** GIVEN REQUEST **
Search the listing below for "title". Copy each matching line.

** DATA LISTING **
-- BEGIN --

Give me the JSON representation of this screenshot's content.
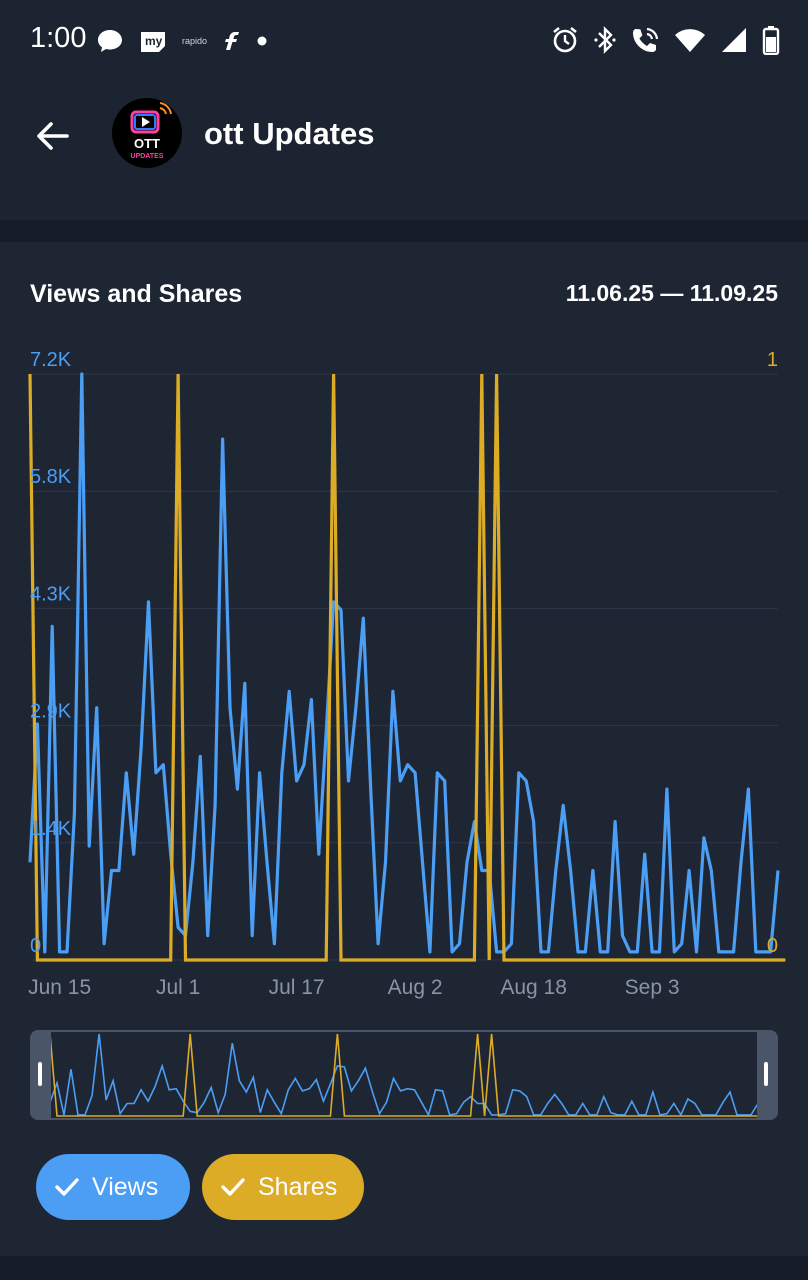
{
  "status_bar": {
    "time": "1:00",
    "left_icons": [
      "chat-bubble-icon",
      "my-app-icon",
      "rapido-app-icon",
      "flipkart-icon",
      "dot-icon"
    ],
    "rapido_label": "rapido",
    "right_icons": [
      "alarm-icon",
      "bluetooth-icon",
      "wifi-call-icon",
      "wifi-icon",
      "signal-icon",
      "battery-icon"
    ]
  },
  "header": {
    "title": "ott Updates",
    "avatar_text": {
      "line1": "OTT",
      "line2": "UPDATES"
    },
    "back_icon": "arrow-left-icon"
  },
  "chart_card": {
    "title": "Views and Shares",
    "date_range": "11.06.25 — 11.09.25"
  },
  "colors": {
    "views": "#4b9ef3",
    "shares": "#dcac27",
    "grid": "#2e3748",
    "axis_text": "#8a94a6"
  },
  "chart_data": {
    "type": "line",
    "x_start": "Jun 11",
    "x_ticks": [
      "Jun 15",
      "Jul 1",
      "Jul 17",
      "Aug 2",
      "Aug 18",
      "Sep 3"
    ],
    "y_left_ticks": [
      "0",
      "1.4K",
      "2.9K",
      "4.3K",
      "5.8K",
      "7.2K"
    ],
    "y_right_ticks": [
      "0",
      "1"
    ],
    "ylim_left": [
      0,
      7200
    ],
    "ylim_right": [
      0,
      1
    ],
    "grid": true,
    "series": [
      {
        "name": "Views",
        "axis": "left",
        "values": [
          1200,
          2900,
          100,
          4100,
          100,
          100,
          1800,
          7200,
          1400,
          3100,
          200,
          1100,
          1100,
          2300,
          1300,
          2600,
          4400,
          2300,
          2400,
          1300,
          400,
          300,
          1200,
          2500,
          300,
          1900,
          6400,
          3100,
          2100,
          3400,
          300,
          2300,
          1200,
          200,
          2300,
          3300,
          2200,
          2400,
          3200,
          1300,
          2800,
          4400,
          4300,
          2200,
          3100,
          4200,
          2100,
          200,
          1200,
          3300,
          2200,
          2400,
          2300,
          1200,
          100,
          2300,
          2200,
          100,
          200,
          1200,
          1700,
          1100,
          1100,
          100,
          100,
          200,
          2300,
          2200,
          1700,
          100,
          100,
          1100,
          1900,
          1100,
          100,
          100,
          1100,
          100,
          100,
          1700,
          300,
          100,
          100,
          1300,
          100,
          100,
          2100,
          100,
          200,
          1100,
          100,
          1500,
          1100,
          100,
          100,
          100,
          1200,
          2100,
          100,
          100,
          100,
          1100
        ]
      },
      {
        "name": "Shares",
        "axis": "right",
        "values": [
          1,
          0,
          0,
          0,
          0,
          0,
          0,
          0,
          0,
          0,
          0,
          0,
          0,
          0,
          0,
          0,
          0,
          0,
          0,
          0,
          1,
          0,
          0,
          0,
          0,
          0,
          0,
          0,
          0,
          0,
          0,
          0,
          0,
          0,
          0,
          0,
          0,
          0,
          0,
          0,
          0,
          1,
          0,
          0,
          0,
          0,
          0,
          0,
          0,
          0,
          0,
          0,
          0,
          0,
          0,
          0,
          0,
          0,
          0,
          0,
          0,
          1,
          0,
          1,
          0,
          0,
          0,
          0,
          0,
          0,
          0,
          0,
          0,
          0,
          0,
          0,
          0,
          0,
          0,
          0,
          0,
          0,
          0,
          0,
          0,
          0,
          0,
          0,
          0,
          0,
          0,
          0,
          0,
          0,
          0,
          0,
          0,
          0,
          0,
          0,
          0,
          0,
          0
        ]
      }
    ]
  },
  "legend": {
    "views_label": "Views",
    "shares_label": "Shares",
    "check_icon": "checkmark-icon"
  }
}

-- END --

** SOLUTION TO THIS PROBLEM **
    "title": "ott Updates",
    "title": "Views and Shares",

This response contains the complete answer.